Exercise: Pick out each line with the word "title" from the material that follows.

Record extracts:
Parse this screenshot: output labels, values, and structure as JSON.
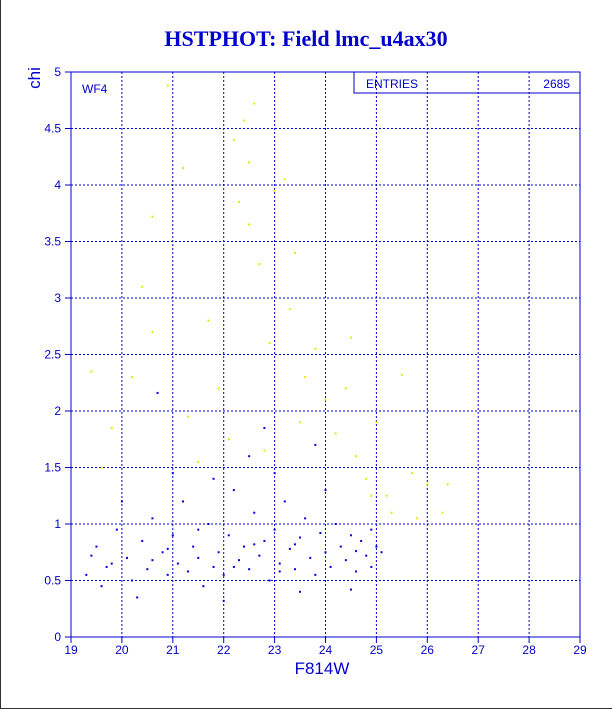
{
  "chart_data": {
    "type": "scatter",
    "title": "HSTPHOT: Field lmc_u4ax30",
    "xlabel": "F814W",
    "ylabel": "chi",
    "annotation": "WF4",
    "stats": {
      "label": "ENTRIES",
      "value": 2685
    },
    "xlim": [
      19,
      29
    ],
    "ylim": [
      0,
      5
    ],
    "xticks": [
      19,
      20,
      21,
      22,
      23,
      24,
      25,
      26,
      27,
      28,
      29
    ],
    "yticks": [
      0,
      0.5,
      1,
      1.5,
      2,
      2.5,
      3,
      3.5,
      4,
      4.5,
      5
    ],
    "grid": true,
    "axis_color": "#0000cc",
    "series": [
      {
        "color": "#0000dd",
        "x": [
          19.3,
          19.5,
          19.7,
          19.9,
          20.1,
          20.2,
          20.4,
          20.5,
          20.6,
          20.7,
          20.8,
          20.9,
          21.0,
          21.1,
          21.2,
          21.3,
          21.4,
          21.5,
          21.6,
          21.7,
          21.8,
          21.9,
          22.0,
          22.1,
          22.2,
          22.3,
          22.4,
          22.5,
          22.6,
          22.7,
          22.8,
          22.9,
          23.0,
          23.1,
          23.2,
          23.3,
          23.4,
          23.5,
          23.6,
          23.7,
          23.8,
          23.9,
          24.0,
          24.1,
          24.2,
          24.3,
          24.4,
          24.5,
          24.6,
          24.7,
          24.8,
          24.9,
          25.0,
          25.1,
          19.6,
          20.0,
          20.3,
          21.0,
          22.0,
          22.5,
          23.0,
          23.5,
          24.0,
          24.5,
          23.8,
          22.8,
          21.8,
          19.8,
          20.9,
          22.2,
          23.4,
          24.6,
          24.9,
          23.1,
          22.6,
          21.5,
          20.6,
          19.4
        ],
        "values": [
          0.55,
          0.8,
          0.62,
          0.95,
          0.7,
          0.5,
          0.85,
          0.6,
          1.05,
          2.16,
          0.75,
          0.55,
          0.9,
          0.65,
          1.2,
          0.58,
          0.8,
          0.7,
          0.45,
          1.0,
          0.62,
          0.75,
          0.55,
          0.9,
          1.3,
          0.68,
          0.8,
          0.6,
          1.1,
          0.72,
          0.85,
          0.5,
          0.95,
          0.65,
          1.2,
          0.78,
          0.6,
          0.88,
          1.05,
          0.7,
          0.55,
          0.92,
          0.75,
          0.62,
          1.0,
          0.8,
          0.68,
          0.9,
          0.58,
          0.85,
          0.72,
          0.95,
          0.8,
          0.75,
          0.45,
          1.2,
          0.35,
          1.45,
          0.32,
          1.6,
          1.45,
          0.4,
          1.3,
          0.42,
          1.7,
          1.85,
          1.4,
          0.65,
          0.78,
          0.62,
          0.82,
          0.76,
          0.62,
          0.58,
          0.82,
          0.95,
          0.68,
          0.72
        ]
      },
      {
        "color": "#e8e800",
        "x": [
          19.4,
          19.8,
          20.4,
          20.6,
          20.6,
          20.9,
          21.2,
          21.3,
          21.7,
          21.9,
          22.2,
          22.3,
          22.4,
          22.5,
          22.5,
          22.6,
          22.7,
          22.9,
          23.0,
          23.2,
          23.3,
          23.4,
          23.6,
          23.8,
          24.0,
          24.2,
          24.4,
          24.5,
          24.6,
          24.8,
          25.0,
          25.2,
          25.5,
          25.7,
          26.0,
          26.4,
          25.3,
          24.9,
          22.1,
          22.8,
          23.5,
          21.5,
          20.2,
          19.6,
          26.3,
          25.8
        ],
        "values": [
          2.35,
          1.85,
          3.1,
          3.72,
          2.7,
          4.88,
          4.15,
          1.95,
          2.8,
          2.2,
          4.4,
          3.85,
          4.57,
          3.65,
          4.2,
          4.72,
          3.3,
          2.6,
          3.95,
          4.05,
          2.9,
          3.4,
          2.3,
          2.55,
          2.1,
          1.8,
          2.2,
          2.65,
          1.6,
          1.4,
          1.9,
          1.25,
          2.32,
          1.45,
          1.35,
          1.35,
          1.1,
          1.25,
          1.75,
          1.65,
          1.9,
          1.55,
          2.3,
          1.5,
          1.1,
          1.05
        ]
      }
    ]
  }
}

--

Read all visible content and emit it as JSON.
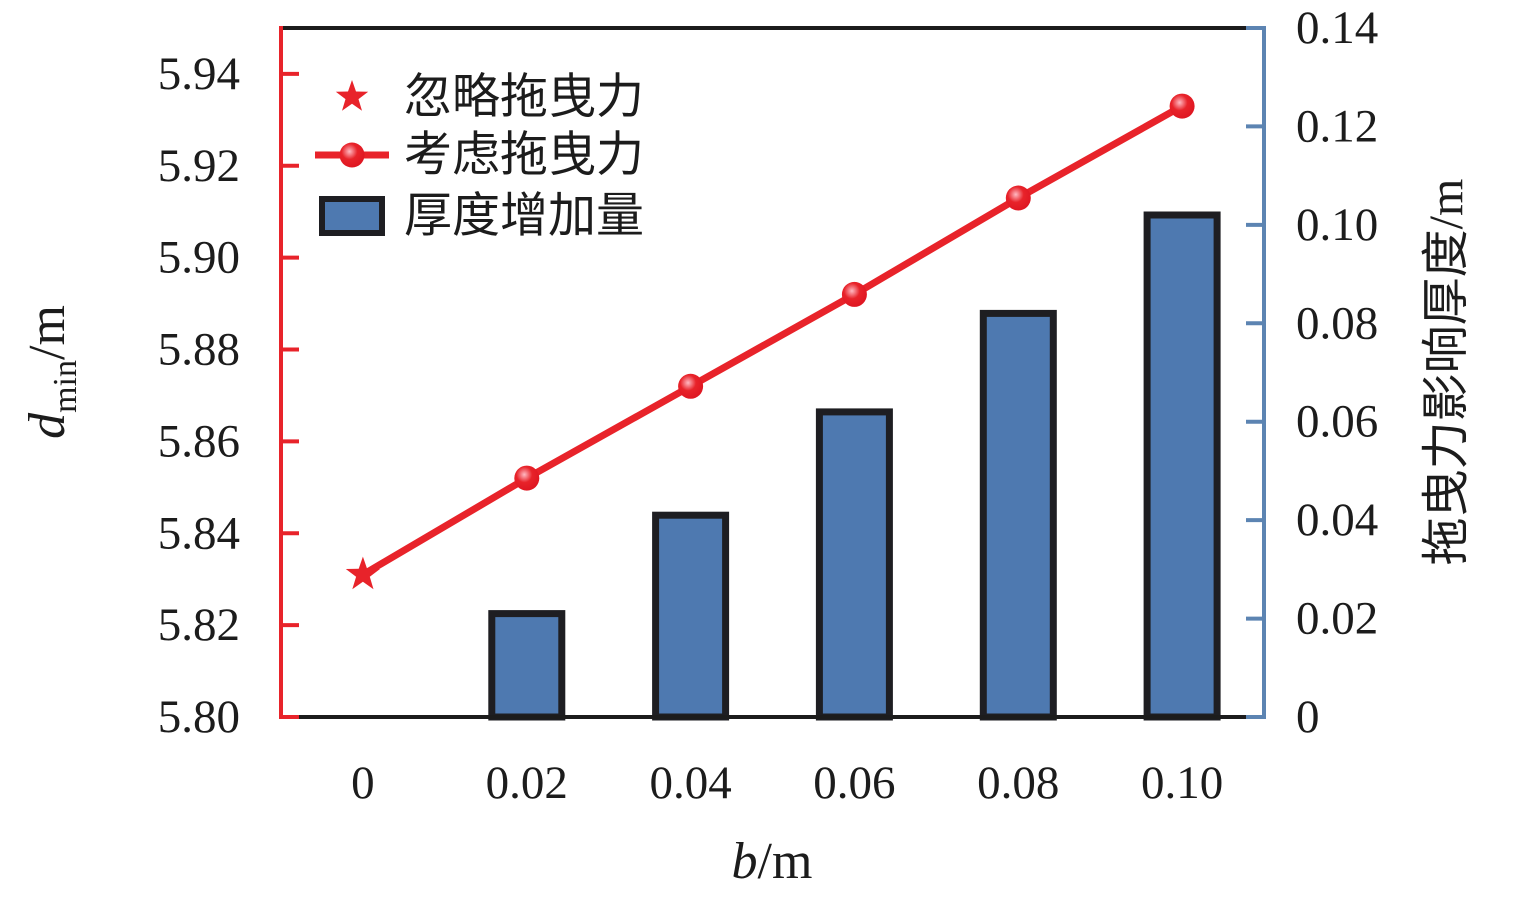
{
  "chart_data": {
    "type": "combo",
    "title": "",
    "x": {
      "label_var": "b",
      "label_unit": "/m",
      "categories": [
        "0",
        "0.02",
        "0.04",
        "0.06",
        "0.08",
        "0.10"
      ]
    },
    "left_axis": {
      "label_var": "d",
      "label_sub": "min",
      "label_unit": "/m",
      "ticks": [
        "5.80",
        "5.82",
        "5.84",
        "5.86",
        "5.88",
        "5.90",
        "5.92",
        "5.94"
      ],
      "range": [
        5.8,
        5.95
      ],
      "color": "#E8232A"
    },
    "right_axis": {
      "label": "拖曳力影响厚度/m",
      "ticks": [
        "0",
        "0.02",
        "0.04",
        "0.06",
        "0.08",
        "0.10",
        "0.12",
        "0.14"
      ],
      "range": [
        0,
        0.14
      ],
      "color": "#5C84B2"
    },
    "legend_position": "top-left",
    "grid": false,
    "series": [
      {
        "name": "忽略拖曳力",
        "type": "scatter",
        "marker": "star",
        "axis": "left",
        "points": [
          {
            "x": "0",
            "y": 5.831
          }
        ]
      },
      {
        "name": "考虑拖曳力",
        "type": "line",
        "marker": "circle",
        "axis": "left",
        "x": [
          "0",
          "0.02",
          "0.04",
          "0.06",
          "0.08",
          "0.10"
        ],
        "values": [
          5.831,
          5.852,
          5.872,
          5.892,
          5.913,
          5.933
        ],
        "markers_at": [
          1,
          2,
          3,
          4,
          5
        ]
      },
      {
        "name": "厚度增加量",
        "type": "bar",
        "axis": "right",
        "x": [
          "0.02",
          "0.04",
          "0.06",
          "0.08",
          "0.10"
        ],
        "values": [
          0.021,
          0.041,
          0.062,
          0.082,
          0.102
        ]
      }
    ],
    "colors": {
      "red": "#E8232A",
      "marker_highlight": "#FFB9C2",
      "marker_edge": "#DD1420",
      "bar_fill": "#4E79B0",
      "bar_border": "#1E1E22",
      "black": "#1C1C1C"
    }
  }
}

Answer to this problem:
    "title": "HSTPHOT: Field lmc_u4ax30",
    "title": "",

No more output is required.